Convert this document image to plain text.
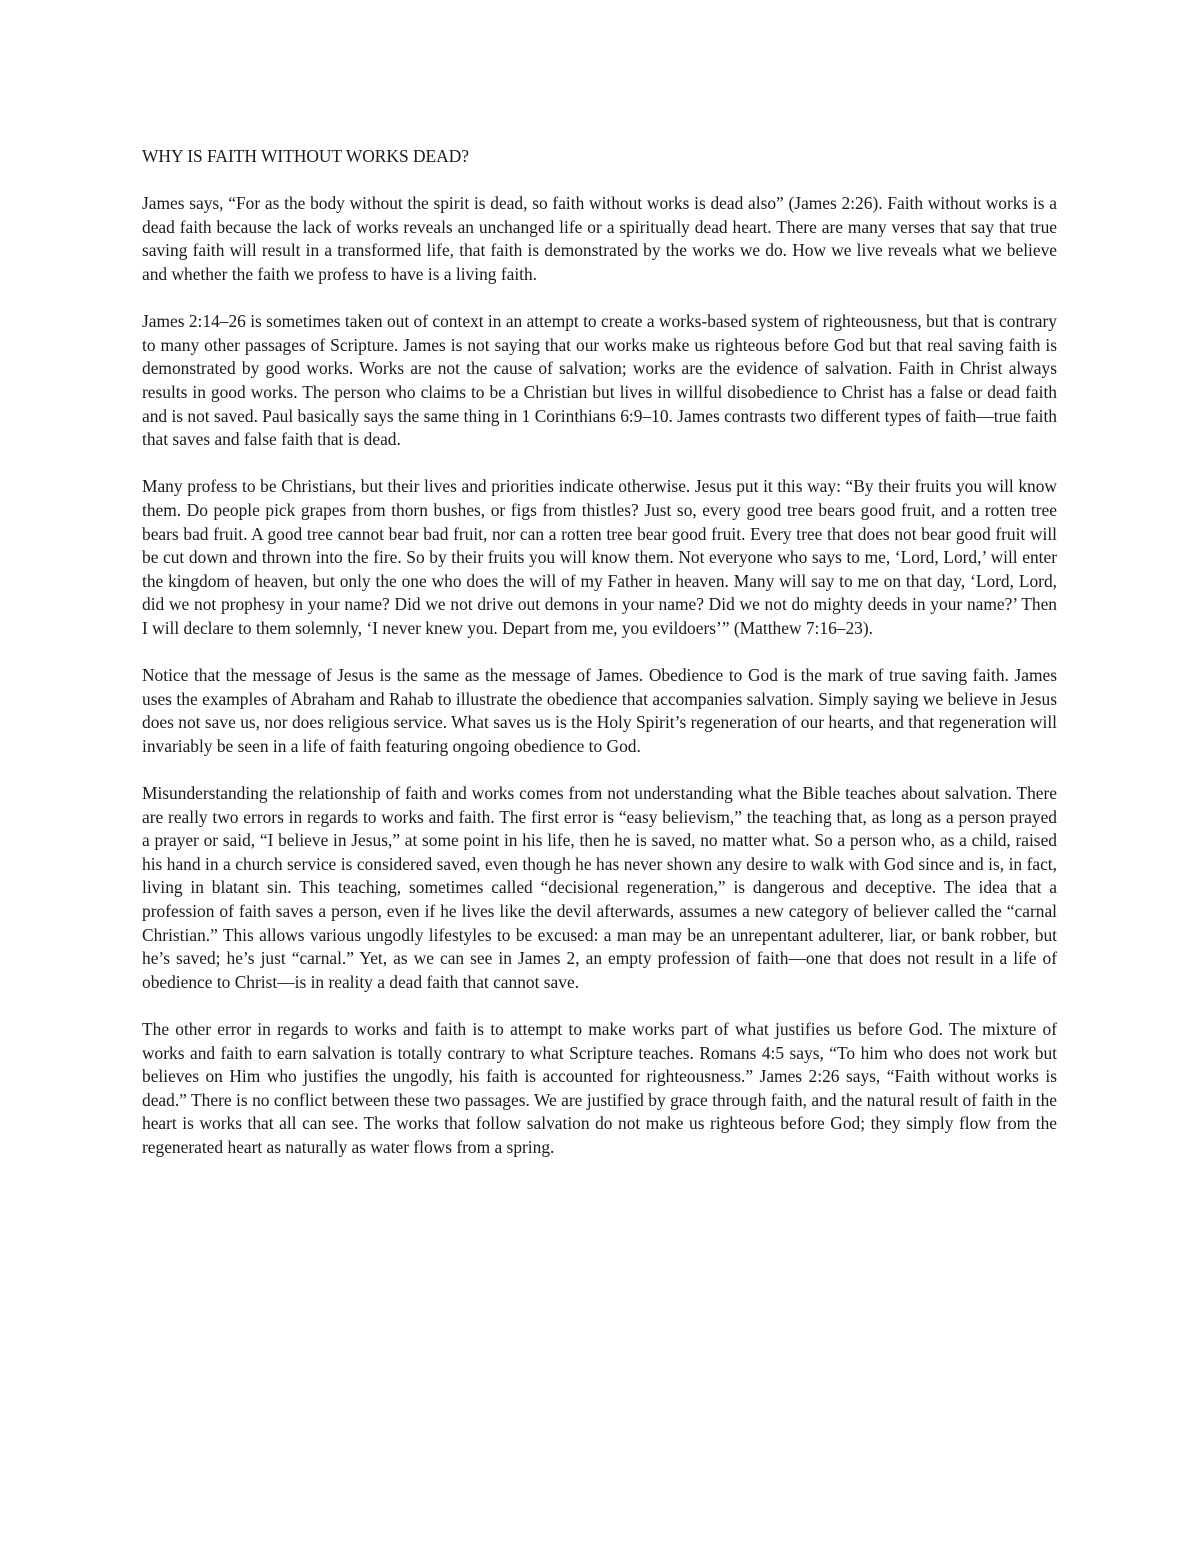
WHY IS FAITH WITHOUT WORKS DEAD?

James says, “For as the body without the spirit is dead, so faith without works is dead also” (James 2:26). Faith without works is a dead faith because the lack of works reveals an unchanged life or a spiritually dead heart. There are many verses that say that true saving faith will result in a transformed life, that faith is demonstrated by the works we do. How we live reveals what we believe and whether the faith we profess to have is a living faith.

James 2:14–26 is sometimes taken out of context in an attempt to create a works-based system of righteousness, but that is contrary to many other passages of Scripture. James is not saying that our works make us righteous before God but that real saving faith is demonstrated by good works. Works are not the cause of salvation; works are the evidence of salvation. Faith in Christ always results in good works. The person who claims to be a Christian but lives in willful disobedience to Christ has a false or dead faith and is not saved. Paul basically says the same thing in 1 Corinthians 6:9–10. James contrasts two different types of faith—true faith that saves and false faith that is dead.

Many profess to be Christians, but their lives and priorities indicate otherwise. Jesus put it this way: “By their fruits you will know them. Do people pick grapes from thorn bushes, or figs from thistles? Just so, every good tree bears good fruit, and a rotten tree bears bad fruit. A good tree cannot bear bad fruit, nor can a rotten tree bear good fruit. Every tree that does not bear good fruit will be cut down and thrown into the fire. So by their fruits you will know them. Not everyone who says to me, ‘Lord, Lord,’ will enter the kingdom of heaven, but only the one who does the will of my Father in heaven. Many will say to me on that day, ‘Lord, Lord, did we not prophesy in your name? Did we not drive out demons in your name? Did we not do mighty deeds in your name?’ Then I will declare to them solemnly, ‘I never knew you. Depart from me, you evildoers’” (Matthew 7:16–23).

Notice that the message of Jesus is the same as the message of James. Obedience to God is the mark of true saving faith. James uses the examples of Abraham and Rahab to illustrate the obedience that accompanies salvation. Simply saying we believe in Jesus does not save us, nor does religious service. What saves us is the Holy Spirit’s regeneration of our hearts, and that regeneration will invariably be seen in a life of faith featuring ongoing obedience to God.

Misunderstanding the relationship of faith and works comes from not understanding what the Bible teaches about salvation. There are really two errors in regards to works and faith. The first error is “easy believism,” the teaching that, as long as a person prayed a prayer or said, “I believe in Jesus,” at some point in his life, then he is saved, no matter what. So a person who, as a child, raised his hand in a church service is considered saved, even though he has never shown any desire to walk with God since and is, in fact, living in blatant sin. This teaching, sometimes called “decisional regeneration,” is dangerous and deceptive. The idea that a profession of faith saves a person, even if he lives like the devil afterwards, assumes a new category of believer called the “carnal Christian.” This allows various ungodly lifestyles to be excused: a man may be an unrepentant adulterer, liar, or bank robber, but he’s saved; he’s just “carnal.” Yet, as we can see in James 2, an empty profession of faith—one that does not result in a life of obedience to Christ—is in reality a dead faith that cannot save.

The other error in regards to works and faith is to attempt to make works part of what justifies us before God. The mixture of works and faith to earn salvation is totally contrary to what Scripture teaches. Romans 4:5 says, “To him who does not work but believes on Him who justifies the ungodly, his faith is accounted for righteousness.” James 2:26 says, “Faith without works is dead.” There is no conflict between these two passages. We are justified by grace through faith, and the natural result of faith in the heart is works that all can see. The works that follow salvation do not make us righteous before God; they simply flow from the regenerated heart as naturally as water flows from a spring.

» **Short exercise**:
Retype the whole listing exactly and leave the pictures out.

» **Output for this task**:
Convert this document image to plain text.
WHY IS FAITH WITHOUT WORKS DEAD?

James says, “For as the body without the spirit is dead, so faith without works is dead also” (James 2:26). Faith without works is a dead faith because the lack of works reveals an unchanged life or a spiritually dead heart. There are many verses that say that true saving faith will result in a transformed life, that faith is demonstrated by the works we do. How we live reveals what we believe and whether the faith we profess to have is a living faith.

James 2:14–26 is sometimes taken out of context in an attempt to create a works-based system of righteousness, but that is contrary to many other passages of Scripture. James is not saying that our works make us righteous before God but that real saving faith is demonstrated by good works. Works are not the cause of salvation; works are the evidence of salvation. Faith in Christ always results in good works. The person who claims to be a Christian but lives in willful disobedience to Christ has a false or dead faith and is not saved. Paul basically says the same thing in 1 Corinthians 6:9–10. James contrasts two different types of faith—true faith that saves and false faith that is dead.

Many profess to be Christians, but their lives and priorities indicate otherwise. Jesus put it this way: “By their fruits you will know them. Do people pick grapes from thorn bushes, or figs from thistles? Just so, every good tree bears good fruit, and a rotten tree bears bad fruit. A good tree cannot bear bad fruit, nor can a rotten tree bear good fruit. Every tree that does not bear good fruit will be cut down and thrown into the fire. So by their fruits you will know them. Not everyone who says to me, ‘Lord, Lord,’ will enter the kingdom of heaven, but only the one who does the will of my Father in heaven. Many will say to me on that day, ‘Lord, Lord, did we not prophesy in your name? Did we not drive out demons in your name? Did we not do mighty deeds in your name?’ Then I will declare to them solemnly, ‘I never knew you. Depart from me, you evildoers’” (Matthew 7:16–23).

Notice that the message of Jesus is the same as the message of James. Obedience to God is the mark of true saving faith. James uses the examples of Abraham and Rahab to illustrate the obedience that accompanies salvation. Simply saying we believe in Jesus does not save us, nor does religious service. What saves us is the Holy Spirit’s regeneration of our hearts, and that regeneration will invariably be seen in a life of faith featuring ongoing obedience to God.

Misunderstanding the relationship of faith and works comes from not understanding what the Bible teaches about salvation. There are really two errors in regards to works and faith. The first error is “easy believism,” the teaching that, as long as a person prayed a prayer or said, “I believe in Jesus,” at some point in his life, then he is saved, no matter what. So a person who, as a child, raised his hand in a church service is considered saved, even though he has never shown any desire to walk with God since and is, in fact, living in blatant sin. This teaching, sometimes called “decisional regeneration,” is dangerous and deceptive. The idea that a profession of faith saves a person, even if he lives like the devil afterwards, assumes a new category of believer called the “carnal Christian.” This allows various ungodly lifestyles to be excused: a man may be an unrepentant adulterer, liar, or bank robber, but he’s saved; he’s just “carnal.” Yet, as we can see in James 2, an empty profession of faith—one that does not result in a life of obedience to Christ—is in reality a dead faith that cannot save.

The other error in regards to works and faith is to attempt to make works part of what justifies us before God. The mixture of works and faith to earn salvation is totally contrary to what Scripture teaches. Romans 4:5 says, “To him who does not work but believes on Him who justifies the ungodly, his faith is accounted for righteousness.” James 2:26 says, “Faith without works is dead.” There is no conflict between these two passages. We are justified by grace through faith, and the natural result of faith in the heart is works that all can see. The works that follow salvation do not make us righteous before God; they simply flow from the regenerated heart as naturally as water flows from a spring.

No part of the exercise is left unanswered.